◆ TASK TO CARRY OUT
Could you write out every record below exactly, leaving out any pictures?

[START]

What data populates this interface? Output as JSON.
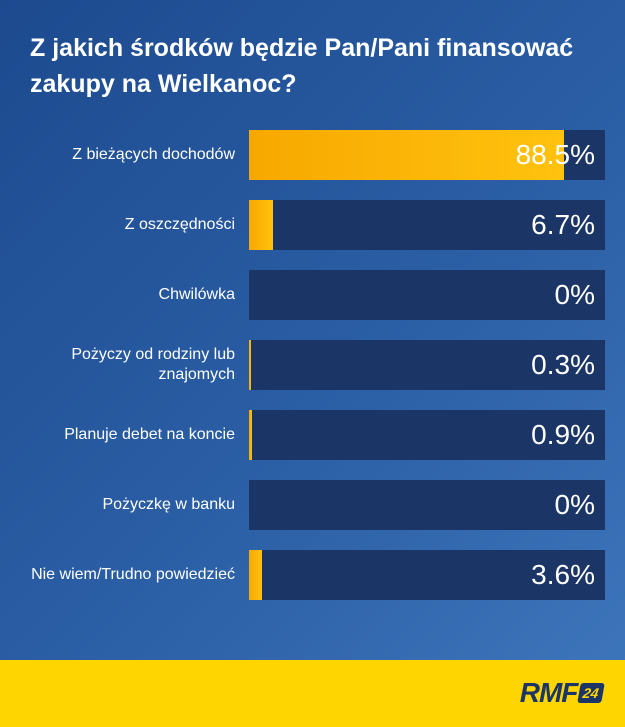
{
  "chart_data": {
    "type": "bar",
    "orientation": "horizontal",
    "title": "Z jakich środków będzie Pan/Pani finansować zakupy na Wielkanoc?",
    "xlim": [
      0,
      100
    ],
    "categories": [
      "Z bieżących dochodów",
      "Z oszczędności",
      "Chwilówka",
      "Pożyczy od rodziny lub znajomych",
      "Planuje debet na koncie",
      "Pożyczkę w banku",
      "Nie wiem/Trudno powiedzieć"
    ],
    "values": [
      88.5,
      6.7,
      0,
      0.3,
      0.9,
      0,
      3.6
    ],
    "value_labels": [
      "88.5%",
      "6.7%",
      "0%",
      "0.3%",
      "0.9%",
      "0%",
      "3.6%"
    ],
    "colors": {
      "bar": "#ffc20e",
      "track": "#1b3566",
      "text": "#ffffff"
    }
  },
  "footer": {
    "logo_text": "RMF",
    "logo_badge": "24",
    "background": "#ffd500"
  }
}
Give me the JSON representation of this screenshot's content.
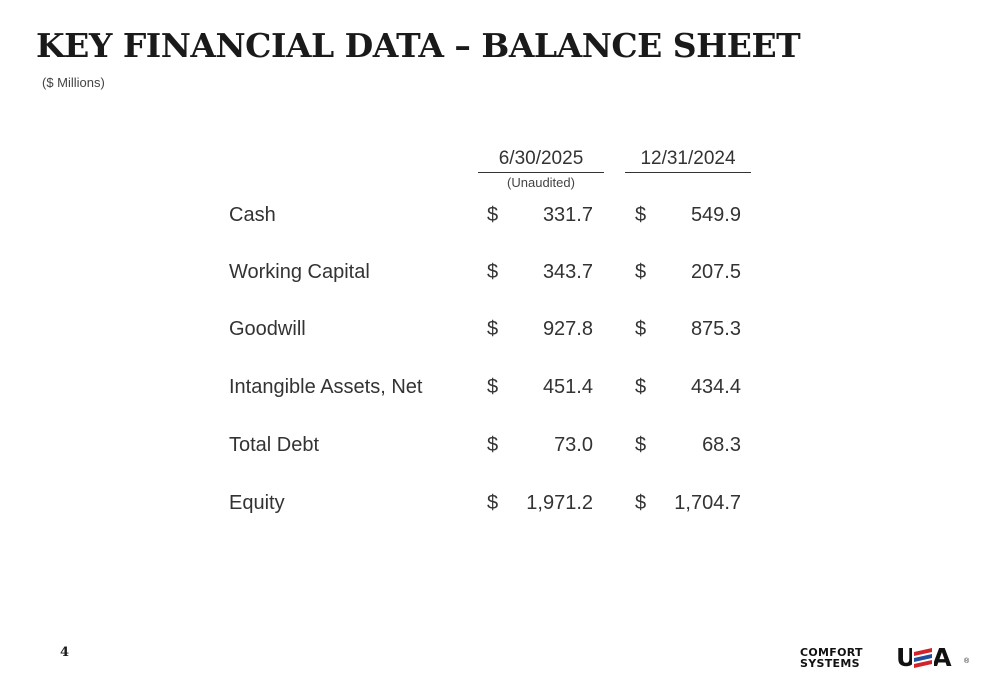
{
  "header": {
    "title": "KEY FINANCIAL DATA – BALANCE SHEET",
    "subtitle": "($ Millions)"
  },
  "columns": [
    {
      "label": "6/30/2025",
      "note": "(Unaudited)"
    },
    {
      "label": "12/31/2024"
    }
  ],
  "rows": [
    {
      "label": "Cash",
      "cur1": "$",
      "val1": "331.7",
      "cur2": "$",
      "val2": "549.9"
    },
    {
      "label": "Working Capital",
      "cur1": "$",
      "val1": "343.7",
      "cur2": "$",
      "val2": "207.5"
    },
    {
      "label": "Goodwill",
      "cur1": "$",
      "val1": "927.8",
      "cur2": "$",
      "val2": "875.3"
    },
    {
      "label": "Intangible Assets, Net",
      "cur1": "$",
      "val1": "451.4",
      "cur2": "$",
      "val2": "434.4"
    },
    {
      "label": "Total Debt",
      "cur1": "$",
      "val1": "73.0",
      "cur2": "$",
      "val2": "68.3"
    },
    {
      "label": "Equity",
      "cur1": "$",
      "val1": "1,971.2",
      "cur2": "$",
      "val2": "1,704.7"
    }
  ],
  "footer": {
    "page_number": "4",
    "logo": {
      "line1": "COMFORT",
      "line2": "SYSTEMS",
      "mark": "USA",
      "registered": "®",
      "icon": "comfort-systems-usa-logo",
      "colors": {
        "red": "#d2232a",
        "blue": "#1f4e9c",
        "dark": "#111111"
      }
    }
  }
}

[END]

◆ EXERCISE RESULT
What data populates this interface? Output as JSON.
{
  "chart_data": {
    "type": "bar",
    "orientation": "horizontal",
    "title": "Z jakich środków będzie Pan/Pani finansować zakupy na Wielkanoc?",
    "xlim": [
      0,
      100
    ],
    "categories": [
      "Z bieżących dochodów",
      "Z oszczędności",
      "Chwilówka",
      "Pożyczy od rodziny lub znajomych",
      "Planuje debet na koncie",
      "Pożyczkę w banku",
      "Nie wiem/Trudno powiedzieć"
    ],
    "values": [
      88.5,
      6.7,
      0,
      0.3,
      0.9,
      0,
      3.6
    ],
    "value_labels": [
      "88.5%",
      "6.7%",
      "0%",
      "0.3%",
      "0.9%",
      "0%",
      "3.6%"
    ],
    "colors": {
      "bar": "#ffc20e",
      "track": "#1b3566",
      "text": "#ffffff"
    }
  },
  "footer": {
    "logo_text": "RMF",
    "logo_badge": "24",
    "background": "#ffd500"
  }
}
Give me the JSON representation of this screenshot's content.
{
  "header": {
    "title": "KEY FINANCIAL DATA – BALANCE SHEET",
    "subtitle": "($ Millions)"
  },
  "columns": [
    {
      "label": "6/30/2025",
      "note": "(Unaudited)"
    },
    {
      "label": "12/31/2024"
    }
  ],
  "rows": [
    {
      "label": "Cash",
      "cur1": "$",
      "val1": "331.7",
      "cur2": "$",
      "val2": "549.9"
    },
    {
      "label": "Working Capital",
      "cur1": "$",
      "val1": "343.7",
      "cur2": "$",
      "val2": "207.5"
    },
    {
      "label": "Goodwill",
      "cur1": "$",
      "val1": "927.8",
      "cur2": "$",
      "val2": "875.3"
    },
    {
      "label": "Intangible Assets, Net",
      "cur1": "$",
      "val1": "451.4",
      "cur2": "$",
      "val2": "434.4"
    },
    {
      "label": "Total Debt",
      "cur1": "$",
      "val1": "73.0",
      "cur2": "$",
      "val2": "68.3"
    },
    {
      "label": "Equity",
      "cur1": "$",
      "val1": "1,971.2",
      "cur2": "$",
      "val2": "1,704.7"
    }
  ],
  "footer": {
    "page_number": "4",
    "logo": {
      "line1": "COMFORT",
      "line2": "SYSTEMS",
      "mark": "USA",
      "registered": "®",
      "icon": "comfort-systems-usa-logo",
      "colors": {
        "red": "#d2232a",
        "blue": "#1f4e9c",
        "dark": "#111111"
      }
    }
  }
}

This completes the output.